## start Data for this task

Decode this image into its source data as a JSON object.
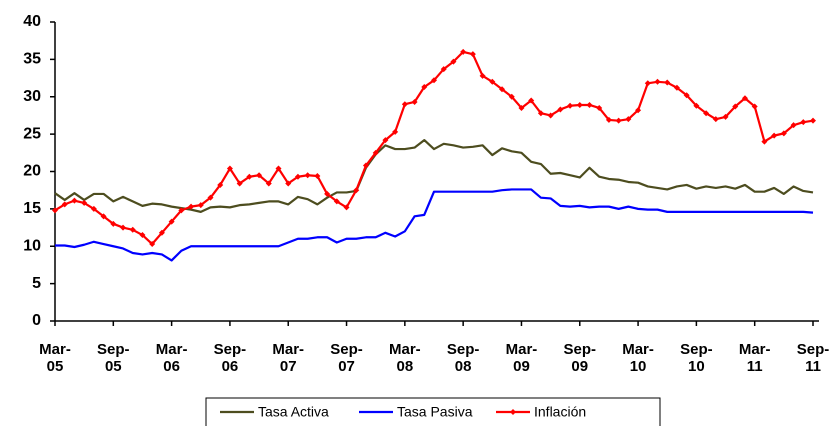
{
  "chart_data": {
    "type": "line",
    "categories": [
      "Mar-\n05",
      null,
      null,
      null,
      null,
      null,
      "Sep-\n05",
      null,
      null,
      null,
      null,
      null,
      "Mar-\n06",
      null,
      null,
      null,
      null,
      null,
      "Sep-\n06",
      null,
      null,
      null,
      null,
      null,
      "Mar-\n07",
      null,
      null,
      null,
      null,
      null,
      "Sep-\n07",
      null,
      null,
      null,
      null,
      null,
      "Mar-\n08",
      null,
      null,
      null,
      null,
      null,
      "Sep-\n08",
      null,
      null,
      null,
      null,
      null,
      "Mar-\n09",
      null,
      null,
      null,
      null,
      null,
      "Sep-\n09",
      null,
      null,
      null,
      null,
      null,
      "Mar-\n10",
      null,
      null,
      null,
      null,
      null,
      "Sep-\n10",
      null,
      null,
      null,
      null,
      null,
      "Mar-\n11",
      null,
      null,
      null,
      null,
      null,
      "Sep-\n11"
    ],
    "series": [
      {
        "name": "Tasa Activa",
        "color": "#4d4d1f",
        "marker": false,
        "values": [
          17.1,
          16.2,
          17.1,
          16.2,
          17,
          17,
          16,
          16.6,
          16,
          15.4,
          15.7,
          15.6,
          15.3,
          15.1,
          14.9,
          14.6,
          15.2,
          15.3,
          15.2,
          15.5,
          15.6,
          15.8,
          16,
          16,
          15.6,
          16.6,
          16.3,
          15.6,
          16.5,
          17.2,
          17.2,
          17.4,
          20.5,
          22.3,
          23.5,
          23,
          23,
          23.2,
          24.2,
          23,
          23.7,
          23.5,
          23.2,
          23.3,
          23.5,
          22.2,
          23.1,
          22.7,
          22.5,
          21.3,
          21,
          19.7,
          19.8,
          19.5,
          19.2,
          20.5,
          19.3,
          19,
          18.9,
          18.6,
          18.5,
          18,
          17.8,
          17.6,
          18,
          18.2,
          17.7,
          18,
          17.8,
          18,
          17.7,
          18.2,
          17.3,
          17.3,
          17.8,
          17,
          18,
          17.4,
          17.2
        ]
      },
      {
        "name": "Tasa Pasiva",
        "color": "#0000ff",
        "marker": false,
        "values": [
          10.1,
          10.1,
          9.9,
          10.2,
          10.6,
          10.3,
          10,
          9.7,
          9.1,
          8.9,
          9.1,
          8.9,
          8.1,
          9.4,
          10,
          10,
          10,
          10,
          10,
          10,
          10,
          10,
          10,
          10,
          10.5,
          11,
          11,
          11.2,
          11.2,
          10.5,
          11,
          11,
          11.2,
          11.2,
          11.8,
          11.3,
          12,
          14,
          14.2,
          17.3,
          17.3,
          17.3,
          17.3,
          17.3,
          17.3,
          17.3,
          17.5,
          17.6,
          17.6,
          17.6,
          16.5,
          16.4,
          15.4,
          15.3,
          15.4,
          15.2,
          15.3,
          15.3,
          15,
          15.3,
          15,
          14.9,
          14.9,
          14.6,
          14.6,
          14.6,
          14.6,
          14.6,
          14.6,
          14.6,
          14.6,
          14.6,
          14.6,
          14.6,
          14.6,
          14.6,
          14.6,
          14.6,
          14.5
        ]
      },
      {
        "name": "Inflación",
        "color": "#ff0000",
        "marker": true,
        "values": [
          14.8,
          15.6,
          16.1,
          15.8,
          15,
          14,
          13,
          12.5,
          12.2,
          11.5,
          10.3,
          11.8,
          13.3,
          14.8,
          15.3,
          15.5,
          16.5,
          18.2,
          20.4,
          18.4,
          19.3,
          19.5,
          18.4,
          20.4,
          18.4,
          19.3,
          19.5,
          19.4,
          17,
          16,
          15.2,
          17.5,
          20.8,
          22.5,
          24.2,
          25.3,
          29,
          29.3,
          31.3,
          32.2,
          33.7,
          34.7,
          36,
          35.7,
          32.8,
          32,
          31,
          30,
          28.5,
          29.5,
          27.8,
          27.5,
          28.3,
          28.8,
          28.9,
          28.9,
          28.5,
          26.9,
          26.8,
          27,
          28.2,
          31.8,
          32,
          31.9,
          31.2,
          30.2,
          28.8,
          27.8,
          27,
          27.3,
          28.7,
          29.8,
          28.7,
          24,
          24.8,
          25.1,
          26.2,
          26.6,
          26.8
        ]
      }
    ],
    "ylim": [
      0,
      40
    ],
    "yticks": [
      0,
      5,
      10,
      15,
      20,
      25,
      30,
      35,
      40
    ],
    "grid": false,
    "legend": "bottom"
  }
}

## end Data for this task

Your objective = Each entry gets copied exactly; the pictures stay out.

Full output =
Decode this image into its source data as a JSON object.
{
  "chart_data": {
    "type": "line",
    "categories": [
      "Mar-\n05",
      null,
      null,
      null,
      null,
      null,
      "Sep-\n05",
      null,
      null,
      null,
      null,
      null,
      "Mar-\n06",
      null,
      null,
      null,
      null,
      null,
      "Sep-\n06",
      null,
      null,
      null,
      null,
      null,
      "Mar-\n07",
      null,
      null,
      null,
      null,
      null,
      "Sep-\n07",
      null,
      null,
      null,
      null,
      null,
      "Mar-\n08",
      null,
      null,
      null,
      null,
      null,
      "Sep-\n08",
      null,
      null,
      null,
      null,
      null,
      "Mar-\n09",
      null,
      null,
      null,
      null,
      null,
      "Sep-\n09",
      null,
      null,
      null,
      null,
      null,
      "Mar-\n10",
      null,
      null,
      null,
      null,
      null,
      "Sep-\n10",
      null,
      null,
      null,
      null,
      null,
      "Mar-\n11",
      null,
      null,
      null,
      null,
      null,
      "Sep-\n11"
    ],
    "series": [
      {
        "name": "Tasa Activa",
        "color": "#4d4d1f",
        "marker": false,
        "values": [
          17.1,
          16.2,
          17.1,
          16.2,
          17,
          17,
          16,
          16.6,
          16,
          15.4,
          15.7,
          15.6,
          15.3,
          15.1,
          14.9,
          14.6,
          15.2,
          15.3,
          15.2,
          15.5,
          15.6,
          15.8,
          16,
          16,
          15.6,
          16.6,
          16.3,
          15.6,
          16.5,
          17.2,
          17.2,
          17.4,
          20.5,
          22.3,
          23.5,
          23,
          23,
          23.2,
          24.2,
          23,
          23.7,
          23.5,
          23.2,
          23.3,
          23.5,
          22.2,
          23.1,
          22.7,
          22.5,
          21.3,
          21,
          19.7,
          19.8,
          19.5,
          19.2,
          20.5,
          19.3,
          19,
          18.9,
          18.6,
          18.5,
          18,
          17.8,
          17.6,
          18,
          18.2,
          17.7,
          18,
          17.8,
          18,
          17.7,
          18.2,
          17.3,
          17.3,
          17.8,
          17,
          18,
          17.4,
          17.2
        ]
      },
      {
        "name": "Tasa Pasiva",
        "color": "#0000ff",
        "marker": false,
        "values": [
          10.1,
          10.1,
          9.9,
          10.2,
          10.6,
          10.3,
          10,
          9.7,
          9.1,
          8.9,
          9.1,
          8.9,
          8.1,
          9.4,
          10,
          10,
          10,
          10,
          10,
          10,
          10,
          10,
          10,
          10,
          10.5,
          11,
          11,
          11.2,
          11.2,
          10.5,
          11,
          11,
          11.2,
          11.2,
          11.8,
          11.3,
          12,
          14,
          14.2,
          17.3,
          17.3,
          17.3,
          17.3,
          17.3,
          17.3,
          17.3,
          17.5,
          17.6,
          17.6,
          17.6,
          16.5,
          16.4,
          15.4,
          15.3,
          15.4,
          15.2,
          15.3,
          15.3,
          15,
          15.3,
          15,
          14.9,
          14.9,
          14.6,
          14.6,
          14.6,
          14.6,
          14.6,
          14.6,
          14.6,
          14.6,
          14.6,
          14.6,
          14.6,
          14.6,
          14.6,
          14.6,
          14.6,
          14.5
        ]
      },
      {
        "name": "Inflación",
        "color": "#ff0000",
        "marker": true,
        "values": [
          14.8,
          15.6,
          16.1,
          15.8,
          15,
          14,
          13,
          12.5,
          12.2,
          11.5,
          10.3,
          11.8,
          13.3,
          14.8,
          15.3,
          15.5,
          16.5,
          18.2,
          20.4,
          18.4,
          19.3,
          19.5,
          18.4,
          20.4,
          18.4,
          19.3,
          19.5,
          19.4,
          17,
          16,
          15.2,
          17.5,
          20.8,
          22.5,
          24.2,
          25.3,
          29,
          29.3,
          31.3,
          32.2,
          33.7,
          34.7,
          36,
          35.7,
          32.8,
          32,
          31,
          30,
          28.5,
          29.5,
          27.8,
          27.5,
          28.3,
          28.8,
          28.9,
          28.9,
          28.5,
          26.9,
          26.8,
          27,
          28.2,
          31.8,
          32,
          31.9,
          31.2,
          30.2,
          28.8,
          27.8,
          27,
          27.3,
          28.7,
          29.8,
          28.7,
          24,
          24.8,
          25.1,
          26.2,
          26.6,
          26.8
        ]
      }
    ],
    "ylim": [
      0,
      40
    ],
    "yticks": [
      0,
      5,
      10,
      15,
      20,
      25,
      30,
      35,
      40
    ],
    "grid": false,
    "legend": "bottom"
  }
}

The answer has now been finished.